Dataset entries
▬▬▬▬▬▬

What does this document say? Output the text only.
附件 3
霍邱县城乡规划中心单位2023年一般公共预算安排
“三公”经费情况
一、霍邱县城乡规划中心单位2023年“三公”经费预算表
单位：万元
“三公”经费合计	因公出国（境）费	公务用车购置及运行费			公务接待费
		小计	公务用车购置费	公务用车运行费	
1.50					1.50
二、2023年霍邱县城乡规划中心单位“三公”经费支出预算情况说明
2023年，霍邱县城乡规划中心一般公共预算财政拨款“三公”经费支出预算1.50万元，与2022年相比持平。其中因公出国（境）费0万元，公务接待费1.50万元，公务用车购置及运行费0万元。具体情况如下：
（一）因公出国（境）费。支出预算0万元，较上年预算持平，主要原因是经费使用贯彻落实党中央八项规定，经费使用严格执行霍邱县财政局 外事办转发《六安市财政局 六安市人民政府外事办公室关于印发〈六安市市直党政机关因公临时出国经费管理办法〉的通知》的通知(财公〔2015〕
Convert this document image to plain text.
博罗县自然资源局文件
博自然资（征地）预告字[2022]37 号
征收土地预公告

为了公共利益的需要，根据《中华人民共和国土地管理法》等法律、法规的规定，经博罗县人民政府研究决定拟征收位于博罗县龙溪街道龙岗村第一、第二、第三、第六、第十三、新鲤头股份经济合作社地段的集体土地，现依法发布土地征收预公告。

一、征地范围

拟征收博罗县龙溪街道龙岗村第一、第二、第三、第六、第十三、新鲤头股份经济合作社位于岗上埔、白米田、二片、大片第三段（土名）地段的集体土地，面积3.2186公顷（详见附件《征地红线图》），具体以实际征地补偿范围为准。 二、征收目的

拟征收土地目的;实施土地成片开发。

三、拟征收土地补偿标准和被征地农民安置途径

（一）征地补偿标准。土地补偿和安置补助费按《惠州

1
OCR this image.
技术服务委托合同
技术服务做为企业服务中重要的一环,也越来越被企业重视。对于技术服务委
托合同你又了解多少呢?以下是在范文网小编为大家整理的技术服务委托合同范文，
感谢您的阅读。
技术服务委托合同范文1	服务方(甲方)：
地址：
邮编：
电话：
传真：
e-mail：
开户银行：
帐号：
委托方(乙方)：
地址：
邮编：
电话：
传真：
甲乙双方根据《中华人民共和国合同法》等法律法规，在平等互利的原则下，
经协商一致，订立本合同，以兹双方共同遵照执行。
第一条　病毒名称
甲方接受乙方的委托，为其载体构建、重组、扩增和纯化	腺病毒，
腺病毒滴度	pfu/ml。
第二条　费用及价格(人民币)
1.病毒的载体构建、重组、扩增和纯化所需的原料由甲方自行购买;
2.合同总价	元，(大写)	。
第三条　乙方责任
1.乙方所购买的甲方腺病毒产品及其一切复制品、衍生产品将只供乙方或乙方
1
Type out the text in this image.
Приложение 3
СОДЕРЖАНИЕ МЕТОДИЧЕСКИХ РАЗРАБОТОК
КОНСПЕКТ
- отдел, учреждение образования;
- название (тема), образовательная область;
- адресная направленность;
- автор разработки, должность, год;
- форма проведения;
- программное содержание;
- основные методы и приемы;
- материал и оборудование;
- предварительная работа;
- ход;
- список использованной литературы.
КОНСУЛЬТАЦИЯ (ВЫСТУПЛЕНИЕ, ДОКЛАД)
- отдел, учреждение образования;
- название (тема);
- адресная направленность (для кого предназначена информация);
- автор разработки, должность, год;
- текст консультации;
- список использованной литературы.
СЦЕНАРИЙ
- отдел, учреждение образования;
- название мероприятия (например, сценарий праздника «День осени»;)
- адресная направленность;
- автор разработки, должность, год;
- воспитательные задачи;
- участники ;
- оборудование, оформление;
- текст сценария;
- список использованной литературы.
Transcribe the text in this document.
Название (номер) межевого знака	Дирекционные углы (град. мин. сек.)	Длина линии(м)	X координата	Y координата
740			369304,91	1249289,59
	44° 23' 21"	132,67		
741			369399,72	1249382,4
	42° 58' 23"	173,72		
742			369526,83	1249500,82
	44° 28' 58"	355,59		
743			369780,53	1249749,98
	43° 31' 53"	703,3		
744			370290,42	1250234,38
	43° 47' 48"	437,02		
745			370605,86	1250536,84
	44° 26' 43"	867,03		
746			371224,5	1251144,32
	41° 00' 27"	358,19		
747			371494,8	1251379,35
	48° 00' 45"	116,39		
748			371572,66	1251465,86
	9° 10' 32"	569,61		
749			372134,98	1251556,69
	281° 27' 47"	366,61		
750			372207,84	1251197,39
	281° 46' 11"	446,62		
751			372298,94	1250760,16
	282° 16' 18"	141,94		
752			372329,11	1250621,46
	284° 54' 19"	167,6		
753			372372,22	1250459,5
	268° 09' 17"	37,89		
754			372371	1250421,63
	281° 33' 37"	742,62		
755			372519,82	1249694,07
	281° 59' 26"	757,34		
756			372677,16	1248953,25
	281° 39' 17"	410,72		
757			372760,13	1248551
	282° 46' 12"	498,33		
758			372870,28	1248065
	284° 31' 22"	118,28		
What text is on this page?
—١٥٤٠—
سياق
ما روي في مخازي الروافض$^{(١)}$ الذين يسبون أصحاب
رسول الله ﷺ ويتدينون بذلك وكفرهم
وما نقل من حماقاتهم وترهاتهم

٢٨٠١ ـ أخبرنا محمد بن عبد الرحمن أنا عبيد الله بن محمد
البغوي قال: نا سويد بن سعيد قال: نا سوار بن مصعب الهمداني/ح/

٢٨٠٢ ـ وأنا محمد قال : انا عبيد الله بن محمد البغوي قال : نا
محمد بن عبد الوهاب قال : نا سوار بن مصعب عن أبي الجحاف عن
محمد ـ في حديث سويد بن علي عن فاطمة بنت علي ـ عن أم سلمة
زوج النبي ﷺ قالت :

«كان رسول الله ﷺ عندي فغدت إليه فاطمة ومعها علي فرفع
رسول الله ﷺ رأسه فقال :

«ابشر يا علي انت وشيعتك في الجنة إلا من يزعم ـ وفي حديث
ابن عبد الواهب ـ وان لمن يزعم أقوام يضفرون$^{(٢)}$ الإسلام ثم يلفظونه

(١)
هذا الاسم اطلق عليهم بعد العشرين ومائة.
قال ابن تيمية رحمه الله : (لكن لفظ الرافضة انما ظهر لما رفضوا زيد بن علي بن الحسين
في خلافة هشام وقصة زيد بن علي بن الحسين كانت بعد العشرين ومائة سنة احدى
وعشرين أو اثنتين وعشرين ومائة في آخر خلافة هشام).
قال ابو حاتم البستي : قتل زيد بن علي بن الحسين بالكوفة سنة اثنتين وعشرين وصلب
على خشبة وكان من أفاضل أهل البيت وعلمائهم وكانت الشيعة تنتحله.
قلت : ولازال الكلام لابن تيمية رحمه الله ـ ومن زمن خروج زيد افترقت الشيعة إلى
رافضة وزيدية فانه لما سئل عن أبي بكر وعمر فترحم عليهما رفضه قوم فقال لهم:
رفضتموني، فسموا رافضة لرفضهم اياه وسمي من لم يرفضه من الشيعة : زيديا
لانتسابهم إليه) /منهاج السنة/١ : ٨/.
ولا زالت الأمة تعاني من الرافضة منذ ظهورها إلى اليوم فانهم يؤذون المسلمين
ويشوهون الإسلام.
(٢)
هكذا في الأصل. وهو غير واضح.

▬▬▬▬▬▬

Search the entries for the word "هشام", then gather every line that has it.

Response:
في خلافة هشام وقصة زيد بن علي بن الحسين كانت بعد العشرين ومائة سنة احدى
وعشرين أو اثنتين وعشرين ومائة في آخر خلافة هشام).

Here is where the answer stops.